■ **The request**
Spot every line with the word "this" and return it.

■ **Entries provided**
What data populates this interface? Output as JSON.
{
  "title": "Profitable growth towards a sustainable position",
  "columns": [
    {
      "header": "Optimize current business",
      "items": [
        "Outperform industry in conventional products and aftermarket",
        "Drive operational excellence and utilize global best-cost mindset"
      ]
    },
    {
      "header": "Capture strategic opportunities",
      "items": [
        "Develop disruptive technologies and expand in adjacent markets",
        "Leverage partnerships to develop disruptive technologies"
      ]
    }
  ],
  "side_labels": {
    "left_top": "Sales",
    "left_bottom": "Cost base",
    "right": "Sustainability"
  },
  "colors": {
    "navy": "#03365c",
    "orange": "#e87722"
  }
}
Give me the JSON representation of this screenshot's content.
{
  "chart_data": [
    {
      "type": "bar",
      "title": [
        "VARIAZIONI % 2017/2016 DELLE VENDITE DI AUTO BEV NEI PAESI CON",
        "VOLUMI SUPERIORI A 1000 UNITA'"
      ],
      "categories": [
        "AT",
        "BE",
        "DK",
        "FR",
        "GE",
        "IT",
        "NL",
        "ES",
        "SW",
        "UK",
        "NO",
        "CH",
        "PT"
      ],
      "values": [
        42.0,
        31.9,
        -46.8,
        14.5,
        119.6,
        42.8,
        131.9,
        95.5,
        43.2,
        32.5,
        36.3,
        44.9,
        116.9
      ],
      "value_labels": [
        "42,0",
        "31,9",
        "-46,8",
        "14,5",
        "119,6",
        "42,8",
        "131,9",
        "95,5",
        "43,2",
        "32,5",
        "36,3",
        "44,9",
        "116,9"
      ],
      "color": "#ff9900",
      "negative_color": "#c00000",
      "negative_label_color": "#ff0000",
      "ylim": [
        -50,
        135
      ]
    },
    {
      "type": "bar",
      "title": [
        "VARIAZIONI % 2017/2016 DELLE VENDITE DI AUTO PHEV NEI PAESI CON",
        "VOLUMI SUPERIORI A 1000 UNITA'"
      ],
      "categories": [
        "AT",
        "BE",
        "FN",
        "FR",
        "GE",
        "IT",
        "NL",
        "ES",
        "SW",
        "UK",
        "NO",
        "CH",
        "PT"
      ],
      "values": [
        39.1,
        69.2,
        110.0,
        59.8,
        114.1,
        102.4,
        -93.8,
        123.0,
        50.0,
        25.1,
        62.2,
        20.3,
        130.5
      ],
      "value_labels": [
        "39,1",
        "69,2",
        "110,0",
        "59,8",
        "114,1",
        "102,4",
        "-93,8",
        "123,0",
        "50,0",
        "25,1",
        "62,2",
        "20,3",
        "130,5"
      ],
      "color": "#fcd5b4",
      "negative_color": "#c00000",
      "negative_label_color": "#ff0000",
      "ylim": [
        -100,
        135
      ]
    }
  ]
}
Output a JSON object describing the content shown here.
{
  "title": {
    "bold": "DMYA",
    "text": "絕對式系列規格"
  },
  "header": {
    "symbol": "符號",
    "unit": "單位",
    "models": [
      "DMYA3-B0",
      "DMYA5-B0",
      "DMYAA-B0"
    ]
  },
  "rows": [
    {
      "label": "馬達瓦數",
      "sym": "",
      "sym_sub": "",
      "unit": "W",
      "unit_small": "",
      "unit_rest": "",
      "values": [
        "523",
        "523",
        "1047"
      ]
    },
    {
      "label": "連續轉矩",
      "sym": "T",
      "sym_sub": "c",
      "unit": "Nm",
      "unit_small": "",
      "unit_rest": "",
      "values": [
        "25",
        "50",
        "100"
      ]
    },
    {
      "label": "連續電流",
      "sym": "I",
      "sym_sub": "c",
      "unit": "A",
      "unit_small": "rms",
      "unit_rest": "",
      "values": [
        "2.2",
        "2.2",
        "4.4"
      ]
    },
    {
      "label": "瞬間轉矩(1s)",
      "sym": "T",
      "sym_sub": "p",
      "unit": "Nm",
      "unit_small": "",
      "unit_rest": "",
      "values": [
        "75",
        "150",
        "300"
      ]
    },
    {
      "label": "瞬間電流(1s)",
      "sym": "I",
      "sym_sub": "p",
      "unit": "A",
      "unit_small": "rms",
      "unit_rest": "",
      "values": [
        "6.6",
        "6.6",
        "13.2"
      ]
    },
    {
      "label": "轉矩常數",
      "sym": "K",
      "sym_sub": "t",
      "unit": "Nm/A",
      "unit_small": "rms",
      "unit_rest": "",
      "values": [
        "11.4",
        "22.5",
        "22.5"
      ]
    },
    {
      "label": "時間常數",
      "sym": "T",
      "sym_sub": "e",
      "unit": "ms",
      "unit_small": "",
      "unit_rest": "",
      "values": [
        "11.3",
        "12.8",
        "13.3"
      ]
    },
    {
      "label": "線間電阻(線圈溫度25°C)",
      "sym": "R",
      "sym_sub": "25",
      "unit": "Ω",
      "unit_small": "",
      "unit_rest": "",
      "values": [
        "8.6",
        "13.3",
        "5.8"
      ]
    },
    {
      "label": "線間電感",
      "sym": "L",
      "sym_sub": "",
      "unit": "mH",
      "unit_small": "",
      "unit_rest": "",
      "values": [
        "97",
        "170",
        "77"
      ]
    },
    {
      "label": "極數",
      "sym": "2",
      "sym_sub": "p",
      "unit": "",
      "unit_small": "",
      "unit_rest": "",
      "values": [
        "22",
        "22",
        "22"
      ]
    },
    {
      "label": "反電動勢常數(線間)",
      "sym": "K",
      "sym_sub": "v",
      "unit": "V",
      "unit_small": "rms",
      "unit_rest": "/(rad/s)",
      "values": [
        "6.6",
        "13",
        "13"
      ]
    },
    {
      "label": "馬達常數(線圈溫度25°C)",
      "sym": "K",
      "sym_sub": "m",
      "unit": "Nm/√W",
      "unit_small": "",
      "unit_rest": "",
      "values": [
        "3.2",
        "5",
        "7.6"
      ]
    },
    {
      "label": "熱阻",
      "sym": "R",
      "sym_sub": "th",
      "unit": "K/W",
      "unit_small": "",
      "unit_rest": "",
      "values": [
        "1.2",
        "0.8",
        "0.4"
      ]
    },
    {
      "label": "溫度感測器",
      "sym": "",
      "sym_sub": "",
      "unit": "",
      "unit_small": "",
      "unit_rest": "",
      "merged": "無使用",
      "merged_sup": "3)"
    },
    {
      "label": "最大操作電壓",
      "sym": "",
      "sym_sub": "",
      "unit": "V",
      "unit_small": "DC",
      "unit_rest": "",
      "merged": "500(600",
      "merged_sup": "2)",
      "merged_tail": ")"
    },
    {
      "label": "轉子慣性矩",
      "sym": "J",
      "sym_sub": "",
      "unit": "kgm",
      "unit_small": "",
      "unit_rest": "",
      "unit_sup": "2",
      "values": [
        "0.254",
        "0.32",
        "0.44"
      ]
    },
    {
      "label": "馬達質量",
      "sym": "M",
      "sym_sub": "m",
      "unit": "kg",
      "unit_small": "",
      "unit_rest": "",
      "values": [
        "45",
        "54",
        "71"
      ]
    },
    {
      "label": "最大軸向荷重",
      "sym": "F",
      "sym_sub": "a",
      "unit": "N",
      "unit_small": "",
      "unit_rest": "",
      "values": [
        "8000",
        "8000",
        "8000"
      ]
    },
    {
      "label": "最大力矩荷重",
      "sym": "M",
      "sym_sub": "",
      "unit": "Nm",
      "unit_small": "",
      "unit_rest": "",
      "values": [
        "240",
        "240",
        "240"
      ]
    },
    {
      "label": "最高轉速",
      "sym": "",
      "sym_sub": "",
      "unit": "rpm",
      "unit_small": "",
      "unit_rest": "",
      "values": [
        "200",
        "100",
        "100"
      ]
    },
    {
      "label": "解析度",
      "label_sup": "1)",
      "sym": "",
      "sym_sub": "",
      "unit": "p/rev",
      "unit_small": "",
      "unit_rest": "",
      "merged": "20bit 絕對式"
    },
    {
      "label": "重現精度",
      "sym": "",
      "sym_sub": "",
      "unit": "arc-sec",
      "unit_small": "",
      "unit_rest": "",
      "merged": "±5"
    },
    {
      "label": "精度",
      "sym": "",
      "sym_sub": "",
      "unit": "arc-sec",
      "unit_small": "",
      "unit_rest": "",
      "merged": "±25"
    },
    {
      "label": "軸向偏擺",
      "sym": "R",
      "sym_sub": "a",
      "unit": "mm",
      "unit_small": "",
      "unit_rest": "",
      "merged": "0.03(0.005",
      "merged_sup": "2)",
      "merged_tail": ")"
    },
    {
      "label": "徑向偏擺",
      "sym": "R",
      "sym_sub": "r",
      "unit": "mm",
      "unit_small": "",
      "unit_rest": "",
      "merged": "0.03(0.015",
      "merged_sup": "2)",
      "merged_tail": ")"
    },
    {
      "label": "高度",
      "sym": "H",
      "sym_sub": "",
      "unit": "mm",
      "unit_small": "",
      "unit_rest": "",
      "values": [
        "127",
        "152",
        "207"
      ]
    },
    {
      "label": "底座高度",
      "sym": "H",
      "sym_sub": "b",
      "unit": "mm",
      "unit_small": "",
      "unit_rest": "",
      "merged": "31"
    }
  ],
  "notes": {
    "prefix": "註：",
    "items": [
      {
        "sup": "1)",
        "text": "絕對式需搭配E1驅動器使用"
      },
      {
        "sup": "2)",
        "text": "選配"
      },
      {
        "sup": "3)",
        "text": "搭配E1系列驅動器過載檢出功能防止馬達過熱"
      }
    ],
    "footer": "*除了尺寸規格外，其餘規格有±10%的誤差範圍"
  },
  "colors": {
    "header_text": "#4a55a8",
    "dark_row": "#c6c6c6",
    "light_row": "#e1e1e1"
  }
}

■ **Solved problem**
What data populates this interface? Output as JSON.
Give me the JSON representation of this screenshot's content.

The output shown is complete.